[Start of Attachment]

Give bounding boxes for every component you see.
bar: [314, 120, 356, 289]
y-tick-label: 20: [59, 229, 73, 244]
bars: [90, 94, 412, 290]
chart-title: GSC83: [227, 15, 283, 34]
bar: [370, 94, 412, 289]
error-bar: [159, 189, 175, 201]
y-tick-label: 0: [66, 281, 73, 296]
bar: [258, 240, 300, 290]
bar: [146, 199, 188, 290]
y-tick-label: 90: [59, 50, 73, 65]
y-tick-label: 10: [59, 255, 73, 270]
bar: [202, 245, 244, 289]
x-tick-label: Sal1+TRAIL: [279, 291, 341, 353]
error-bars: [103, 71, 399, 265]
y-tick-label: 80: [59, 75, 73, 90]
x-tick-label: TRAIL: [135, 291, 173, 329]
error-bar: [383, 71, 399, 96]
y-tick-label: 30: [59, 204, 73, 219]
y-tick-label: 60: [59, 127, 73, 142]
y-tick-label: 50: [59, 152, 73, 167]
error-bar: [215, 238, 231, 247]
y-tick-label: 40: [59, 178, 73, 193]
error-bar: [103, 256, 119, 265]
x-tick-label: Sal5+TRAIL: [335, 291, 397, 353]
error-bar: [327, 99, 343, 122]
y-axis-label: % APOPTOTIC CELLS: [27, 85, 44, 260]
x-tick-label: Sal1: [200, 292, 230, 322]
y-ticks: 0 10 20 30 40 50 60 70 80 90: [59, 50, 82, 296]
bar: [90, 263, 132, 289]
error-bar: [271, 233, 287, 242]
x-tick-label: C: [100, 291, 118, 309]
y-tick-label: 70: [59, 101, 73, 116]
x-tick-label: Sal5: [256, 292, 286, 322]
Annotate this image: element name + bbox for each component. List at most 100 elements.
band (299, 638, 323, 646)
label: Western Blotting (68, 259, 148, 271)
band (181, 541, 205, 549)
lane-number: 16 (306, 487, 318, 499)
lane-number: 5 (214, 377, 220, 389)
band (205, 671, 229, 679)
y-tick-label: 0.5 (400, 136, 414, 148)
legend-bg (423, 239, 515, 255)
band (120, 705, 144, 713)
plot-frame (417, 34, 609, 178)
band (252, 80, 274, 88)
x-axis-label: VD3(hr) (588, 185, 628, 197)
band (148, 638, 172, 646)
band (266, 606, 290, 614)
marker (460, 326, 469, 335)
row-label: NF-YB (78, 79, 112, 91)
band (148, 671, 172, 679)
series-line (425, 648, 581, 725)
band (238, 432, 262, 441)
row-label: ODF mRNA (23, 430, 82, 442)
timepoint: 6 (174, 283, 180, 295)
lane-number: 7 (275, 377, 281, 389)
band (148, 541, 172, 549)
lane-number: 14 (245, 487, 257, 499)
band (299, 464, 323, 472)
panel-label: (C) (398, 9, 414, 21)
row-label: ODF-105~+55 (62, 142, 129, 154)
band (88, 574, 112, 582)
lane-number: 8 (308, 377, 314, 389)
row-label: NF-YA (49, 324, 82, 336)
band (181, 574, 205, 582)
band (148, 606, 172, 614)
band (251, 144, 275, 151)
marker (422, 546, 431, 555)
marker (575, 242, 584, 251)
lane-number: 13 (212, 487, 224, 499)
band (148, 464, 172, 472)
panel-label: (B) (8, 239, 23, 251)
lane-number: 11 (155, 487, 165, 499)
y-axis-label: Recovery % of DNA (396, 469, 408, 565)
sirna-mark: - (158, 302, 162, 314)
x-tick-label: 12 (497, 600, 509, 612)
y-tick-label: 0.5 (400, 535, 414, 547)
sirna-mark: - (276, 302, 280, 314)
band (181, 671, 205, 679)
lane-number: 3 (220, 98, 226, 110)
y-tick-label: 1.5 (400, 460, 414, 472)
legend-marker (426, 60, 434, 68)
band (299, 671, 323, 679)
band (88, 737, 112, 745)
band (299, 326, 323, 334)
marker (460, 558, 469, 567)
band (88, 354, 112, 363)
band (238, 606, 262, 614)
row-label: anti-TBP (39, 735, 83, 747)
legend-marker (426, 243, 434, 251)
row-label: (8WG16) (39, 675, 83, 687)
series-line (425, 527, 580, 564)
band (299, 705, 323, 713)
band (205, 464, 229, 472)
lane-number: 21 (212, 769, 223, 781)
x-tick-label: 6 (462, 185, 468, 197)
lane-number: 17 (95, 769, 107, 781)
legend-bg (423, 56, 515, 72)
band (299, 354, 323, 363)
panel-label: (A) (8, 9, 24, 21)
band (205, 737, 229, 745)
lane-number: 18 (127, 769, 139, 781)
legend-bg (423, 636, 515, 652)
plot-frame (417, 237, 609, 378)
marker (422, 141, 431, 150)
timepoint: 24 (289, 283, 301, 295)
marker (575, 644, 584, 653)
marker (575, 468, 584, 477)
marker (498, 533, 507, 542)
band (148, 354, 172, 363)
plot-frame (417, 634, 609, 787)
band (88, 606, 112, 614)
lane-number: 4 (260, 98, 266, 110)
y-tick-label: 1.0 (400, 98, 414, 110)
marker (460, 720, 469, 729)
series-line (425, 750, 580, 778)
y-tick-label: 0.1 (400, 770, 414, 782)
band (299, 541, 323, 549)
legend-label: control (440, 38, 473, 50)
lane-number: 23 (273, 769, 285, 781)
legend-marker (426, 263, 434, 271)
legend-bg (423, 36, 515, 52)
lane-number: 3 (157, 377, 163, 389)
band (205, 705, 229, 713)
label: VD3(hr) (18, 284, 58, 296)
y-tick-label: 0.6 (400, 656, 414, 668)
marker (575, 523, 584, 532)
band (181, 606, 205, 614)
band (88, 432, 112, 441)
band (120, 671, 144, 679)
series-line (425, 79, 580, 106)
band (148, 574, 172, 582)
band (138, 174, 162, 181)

[End of Attachment]

Try it
Return, from the data above, each line in which the string "frame" appears.

Task response
plot-frame (417, 34, 609, 178)
plot-frame (417, 237, 609, 378)
plot-frame (417, 634, 609, 787)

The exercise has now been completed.